■ **Selected excerpt**
═══
Surprisingly, the Sikh leaders did not meet the Congress leaders to seek the kind of constitutional guarantees they had demanded from Mr Jinnah. The fate of the Sikhs was thus inevitably sealed as a part of the Hindu India. The author, however, feels:
“The Sikh leaders made the right choice in the long run. Keeping in view their culture, history and past traditions, which were more akin to the Indian tradition than to Islamic tradition, they opted to link their destinies with India. Joining Pakistan by the Sikhs would have been just like their joining hands with Ahmed Shah Abdali to build an Afghan kingdom in the Punjab, which, according to Rattan Singh Bhangoo, the immortal author of the Panth Parkash, was mingling fire with gun-powder.”
Lord Mountbatten announced his plan on June 3, 1947, laying guidelines for partition of the Punjab. Lahore, Rawalpindi and Multan Divisions were declared as Muslim majority areas. A boundary commission was to be set up to draw the dividing line.
“Giani Kartar Singh, President of Shiromani Alaki Dal said on June 16, 1947, “The Sikhs will not rest contented till the boundary line is demarcated in such a way that it leaves at least 85 per cent Sikhs in India and both the states of Pakistan and India are committed to facilitate the migration of the remaining 15 per cent Sikh population from Pakistan to India.“
The book gives a detailed account of the developments related to the demarcation of the boundary and the unsuccessful efforts made to save Nanakana Sahib and other gurdwaras in the adjoining areas, as also to seek an orderly exchange of populations. However, neither the Congress nor the Muslims listened. The British were in a haste to quit. So, the inevitable result was the worst riots ever witnessed in world history, enforced uprooting of population on an unprecedented scale accompanied by sufferings and mass killings of innocent people on both sides of the border. The author gives a vivid description of the holocaust that followed.
Sarar Baldev Singh, who had been included in the Interim Government against the wishes of Master Tara Singh and without approval of the Shiromani Akal Dal, played an unfortunate role. The author reports:
1. “Before supporting the 3rd June Plan, popularly known as Mountbatten Partition Plan, he did not consult Shiromani Akali Dal. Giani Kartar Singh who was President of Shiromani Akali Dal in 1947 complained about it to Evan Jenkins, the Governor of Punjab, during his interview with him.”
2. “When Baldev Singh was called to London on December 6, 1946, alongwith Pt. Nehru, he did not consult Shiromani Akali Dal. Nor he discussed any proposal for safeguarding the interests of the Sikhs which could be presented there. Of course Pt. Nehru and Baldev Singh opposed the compulsory grouping of provinces in the Cabinet Mission Plan in the London Conference on 6th December.”
═══
■ **Material provided**

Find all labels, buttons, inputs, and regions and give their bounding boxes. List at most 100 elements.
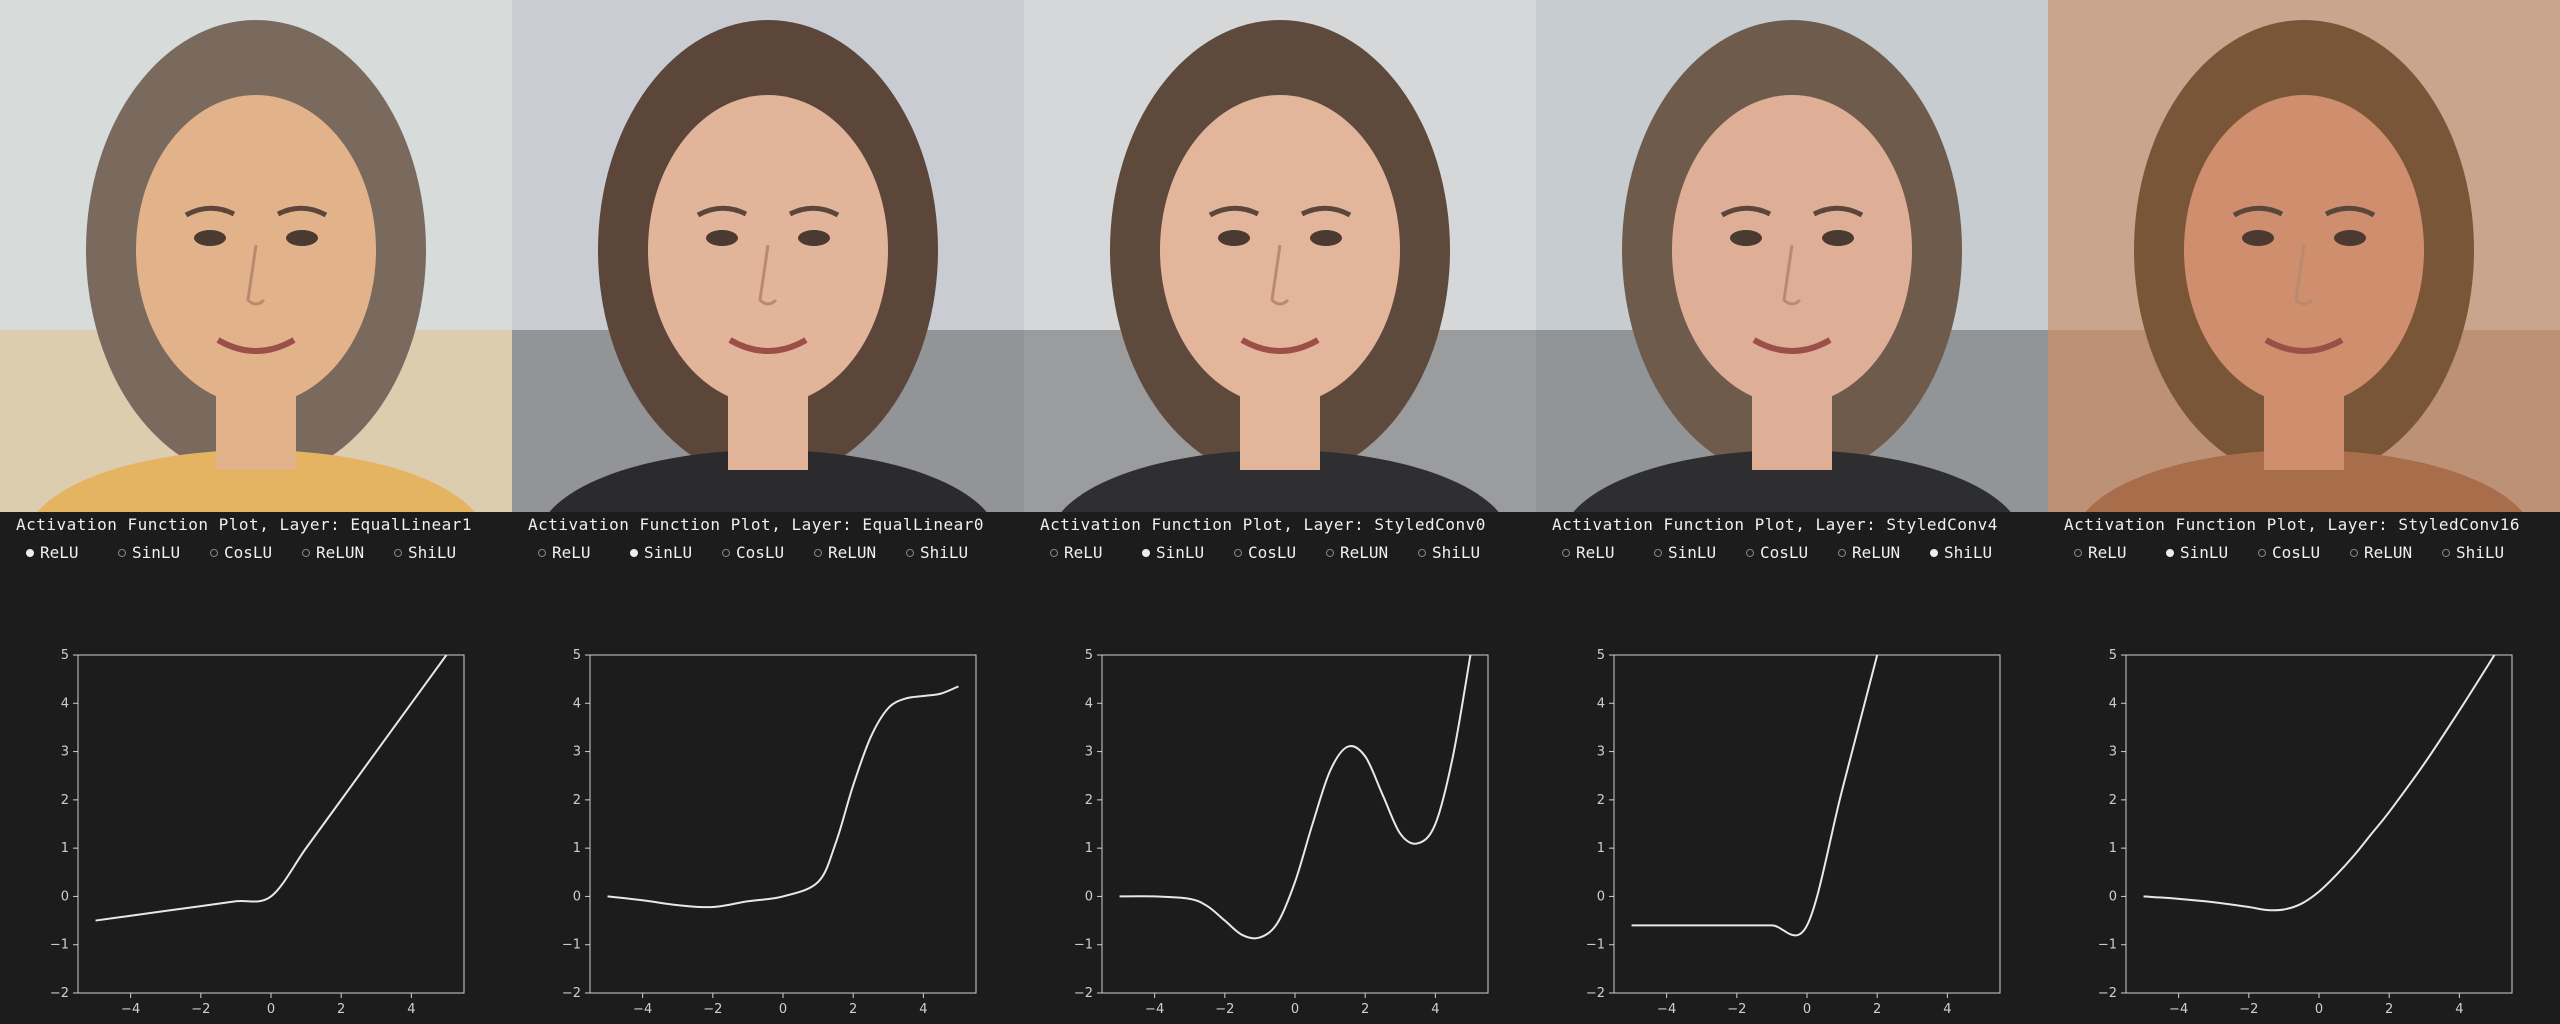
═══
■ **Exercise requirements**
A) Summarize the excerpt on the Sikhs and the partition of the Punjab in three sentences.
B) From the excerpt on the Sikhs and the partition of the Punjab, write out the passage starting at "Lord Mountbatten announced" and ending at "the dividing line.".

■ **Solved tasks**
A) The Sikh leaders did not seek constitutional guarantees from the Congress leaders as they had from Mr Jinnah, so the Sikhs became part of India, a choice the author considers right in the long run because their culture and traditions were closer to the Indian tradition than to the Islamic one. After Lord Mountbatten announced his partition plan on June 3, 1947, efforts to save Nanakana Sahib and other gurdwaras and to arrange an orderly exchange of populations failed, and riots, forced uprooting and mass killings followed on both sides of the border. Baldev Singh played an unfortunate role, failing to consult the Shiromani Akali Dal before supporting the 3rd June Plan or before going to London with Pt. Nehru in December 1946.

B)
Lord Mountbatten announced his plan on June 3, 1947, laying guidelines for partition of the Punjab. Lahore, Rawalpindi and Multan Divisions were declared as Muslim majority areas. A boundary commission was to be set up to draw the dividing line.